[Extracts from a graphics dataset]
──────────
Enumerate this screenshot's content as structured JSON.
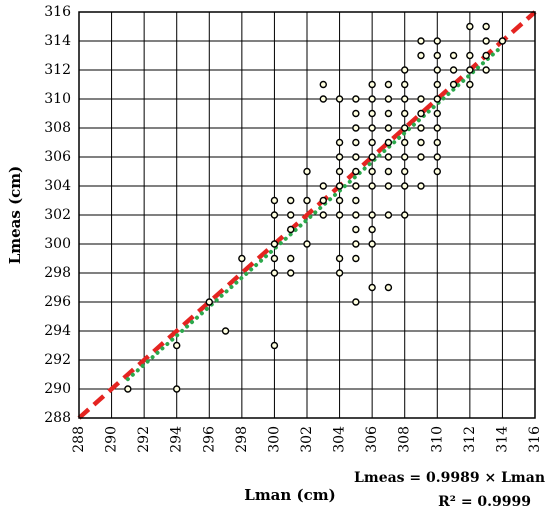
{
  "chart_data": {
    "type": "scatter",
    "xlabel": "Lman (cm)",
    "ylabel": "Lmeas (cm)",
    "xlim": [
      288,
      316
    ],
    "ylim": [
      288,
      316
    ],
    "xticks": [
      288,
      290,
      292,
      294,
      296,
      298,
      300,
      302,
      304,
      306,
      308,
      310,
      312,
      314,
      316
    ],
    "yticks": [
      288,
      290,
      292,
      294,
      296,
      298,
      300,
      302,
      304,
      306,
      308,
      310,
      312,
      314,
      316
    ],
    "grid": true,
    "annotations": [
      "Lmeas = 0.9989 × Lman",
      "R² = 0.9999"
    ],
    "points": [
      [
        291,
        290
      ],
      [
        294,
        290
      ],
      [
        294,
        293
      ],
      [
        300,
        293
      ],
      [
        297,
        294
      ],
      [
        296,
        296
      ],
      [
        305,
        296
      ],
      [
        306,
        297
      ],
      [
        307,
        297
      ],
      [
        300,
        298
      ],
      [
        301,
        298
      ],
      [
        304,
        298
      ],
      [
        298,
        299
      ],
      [
        300,
        299
      ],
      [
        301,
        299
      ],
      [
        304,
        299
      ],
      [
        305,
        299
      ],
      [
        300,
        300
      ],
      [
        302,
        300
      ],
      [
        305,
        300
      ],
      [
        306,
        300
      ],
      [
        301,
        301
      ],
      [
        305,
        301
      ],
      [
        306,
        301
      ],
      [
        300,
        302
      ],
      [
        301,
        302
      ],
      [
        303,
        302
      ],
      [
        304,
        302
      ],
      [
        305,
        302
      ],
      [
        306,
        302
      ],
      [
        307,
        302
      ],
      [
        308,
        302
      ],
      [
        300,
        303
      ],
      [
        301,
        303
      ],
      [
        302,
        303
      ],
      [
        303,
        303
      ],
      [
        304,
        303
      ],
      [
        305,
        303
      ],
      [
        303,
        304
      ],
      [
        304,
        304
      ],
      [
        305,
        304
      ],
      [
        306,
        304
      ],
      [
        307,
        304
      ],
      [
        308,
        304
      ],
      [
        309,
        304
      ],
      [
        302,
        305
      ],
      [
        304,
        305
      ],
      [
        305,
        305
      ],
      [
        306,
        305
      ],
      [
        307,
        305
      ],
      [
        308,
        305
      ],
      [
        310,
        305
      ],
      [
        304,
        306
      ],
      [
        305,
        306
      ],
      [
        306,
        306
      ],
      [
        307,
        306
      ],
      [
        308,
        306
      ],
      [
        309,
        306
      ],
      [
        310,
        306
      ],
      [
        304,
        307
      ],
      [
        305,
        307
      ],
      [
        306,
        307
      ],
      [
        307,
        307
      ],
      [
        308,
        307
      ],
      [
        309,
        307
      ],
      [
        310,
        307
      ],
      [
        305,
        308
      ],
      [
        306,
        308
      ],
      [
        307,
        308
      ],
      [
        308,
        308
      ],
      [
        309,
        308
      ],
      [
        310,
        308
      ],
      [
        305,
        309
      ],
      [
        306,
        309
      ],
      [
        307,
        309
      ],
      [
        308,
        309
      ],
      [
        309,
        309
      ],
      [
        310,
        309
      ],
      [
        303,
        310
      ],
      [
        304,
        310
      ],
      [
        305,
        310
      ],
      [
        306,
        310
      ],
      [
        307,
        310
      ],
      [
        308,
        310
      ],
      [
        309,
        310
      ],
      [
        310,
        310
      ],
      [
        303,
        311
      ],
      [
        306,
        311
      ],
      [
        307,
        311
      ],
      [
        308,
        311
      ],
      [
        310,
        311
      ],
      [
        311,
        311
      ],
      [
        312,
        311
      ],
      [
        308,
        312
      ],
      [
        310,
        312
      ],
      [
        311,
        312
      ],
      [
        312,
        312
      ],
      [
        313,
        312
      ],
      [
        309,
        313
      ],
      [
        310,
        313
      ],
      [
        311,
        313
      ],
      [
        312,
        313
      ],
      [
        313,
        313
      ],
      [
        309,
        314
      ],
      [
        310,
        314
      ],
      [
        313,
        314
      ],
      [
        314,
        314
      ],
      [
        312,
        315
      ],
      [
        313,
        315
      ]
    ],
    "series": [
      {
        "type": "line",
        "style": "dashed",
        "color": "#e52421",
        "x": [
          288,
          316
        ],
        "y": [
          288,
          316
        ]
      },
      {
        "type": "line",
        "style": "dotted",
        "color": "#2ca84c",
        "x": [
          291,
          314
        ],
        "y": [
          290.68,
          313.66
        ]
      }
    ],
    "marker_fill": "#ffffe0",
    "marker_stroke": "#000000"
  }
}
──────────
Using the records above, retype everything exactly except the pictures.

### [Result for this task]
Enumerate this screenshot's content as structured JSON.
{
  "chart_data": {
    "type": "scatter",
    "xlabel": "Lman (cm)",
    "ylabel": "Lmeas (cm)",
    "xlim": [
      288,
      316
    ],
    "ylim": [
      288,
      316
    ],
    "xticks": [
      288,
      290,
      292,
      294,
      296,
      298,
      300,
      302,
      304,
      306,
      308,
      310,
      312,
      314,
      316
    ],
    "yticks": [
      288,
      290,
      292,
      294,
      296,
      298,
      300,
      302,
      304,
      306,
      308,
      310,
      312,
      314,
      316
    ],
    "grid": true,
    "annotations": [
      "Lmeas = 0.9989 × Lman",
      "R² = 0.9999"
    ],
    "points": [
      [
        291,
        290
      ],
      [
        294,
        290
      ],
      [
        294,
        293
      ],
      [
        300,
        293
      ],
      [
        297,
        294
      ],
      [
        296,
        296
      ],
      [
        305,
        296
      ],
      [
        306,
        297
      ],
      [
        307,
        297
      ],
      [
        300,
        298
      ],
      [
        301,
        298
      ],
      [
        304,
        298
      ],
      [
        298,
        299
      ],
      [
        300,
        299
      ],
      [
        301,
        299
      ],
      [
        304,
        299
      ],
      [
        305,
        299
      ],
      [
        300,
        300
      ],
      [
        302,
        300
      ],
      [
        305,
        300
      ],
      [
        306,
        300
      ],
      [
        301,
        301
      ],
      [
        305,
        301
      ],
      [
        306,
        301
      ],
      [
        300,
        302
      ],
      [
        301,
        302
      ],
      [
        303,
        302
      ],
      [
        304,
        302
      ],
      [
        305,
        302
      ],
      [
        306,
        302
      ],
      [
        307,
        302
      ],
      [
        308,
        302
      ],
      [
        300,
        303
      ],
      [
        301,
        303
      ],
      [
        302,
        303
      ],
      [
        303,
        303
      ],
      [
        304,
        303
      ],
      [
        305,
        303
      ],
      [
        303,
        304
      ],
      [
        304,
        304
      ],
      [
        305,
        304
      ],
      [
        306,
        304
      ],
      [
        307,
        304
      ],
      [
        308,
        304
      ],
      [
        309,
        304
      ],
      [
        302,
        305
      ],
      [
        304,
        305
      ],
      [
        305,
        305
      ],
      [
        306,
        305
      ],
      [
        307,
        305
      ],
      [
        308,
        305
      ],
      [
        310,
        305
      ],
      [
        304,
        306
      ],
      [
        305,
        306
      ],
      [
        306,
        306
      ],
      [
        307,
        306
      ],
      [
        308,
        306
      ],
      [
        309,
        306
      ],
      [
        310,
        306
      ],
      [
        304,
        307
      ],
      [
        305,
        307
      ],
      [
        306,
        307
      ],
      [
        307,
        307
      ],
      [
        308,
        307
      ],
      [
        309,
        307
      ],
      [
        310,
        307
      ],
      [
        305,
        308
      ],
      [
        306,
        308
      ],
      [
        307,
        308
      ],
      [
        308,
        308
      ],
      [
        309,
        308
      ],
      [
        310,
        308
      ],
      [
        305,
        309
      ],
      [
        306,
        309
      ],
      [
        307,
        309
      ],
      [
        308,
        309
      ],
      [
        309,
        309
      ],
      [
        310,
        309
      ],
      [
        303,
        310
      ],
      [
        304,
        310
      ],
      [
        305,
        310
      ],
      [
        306,
        310
      ],
      [
        307,
        310
      ],
      [
        308,
        310
      ],
      [
        309,
        310
      ],
      [
        310,
        310
      ],
      [
        303,
        311
      ],
      [
        306,
        311
      ],
      [
        307,
        311
      ],
      [
        308,
        311
      ],
      [
        310,
        311
      ],
      [
        311,
        311
      ],
      [
        312,
        311
      ],
      [
        308,
        312
      ],
      [
        310,
        312
      ],
      [
        311,
        312
      ],
      [
        312,
        312
      ],
      [
        313,
        312
      ],
      [
        309,
        313
      ],
      [
        310,
        313
      ],
      [
        311,
        313
      ],
      [
        312,
        313
      ],
      [
        313,
        313
      ],
      [
        309,
        314
      ],
      [
        310,
        314
      ],
      [
        313,
        314
      ],
      [
        314,
        314
      ],
      [
        312,
        315
      ],
      [
        313,
        315
      ]
    ],
    "series": [
      {
        "type": "line",
        "style": "dashed",
        "color": "#e52421",
        "x": [
          288,
          316
        ],
        "y": [
          288,
          316
        ]
      },
      {
        "type": "line",
        "style": "dotted",
        "color": "#2ca84c",
        "x": [
          291,
          314
        ],
        "y": [
          290.68,
          313.66
        ]
      }
    ],
    "marker_fill": "#ffffe0",
    "marker_stroke": "#000000"
  }
}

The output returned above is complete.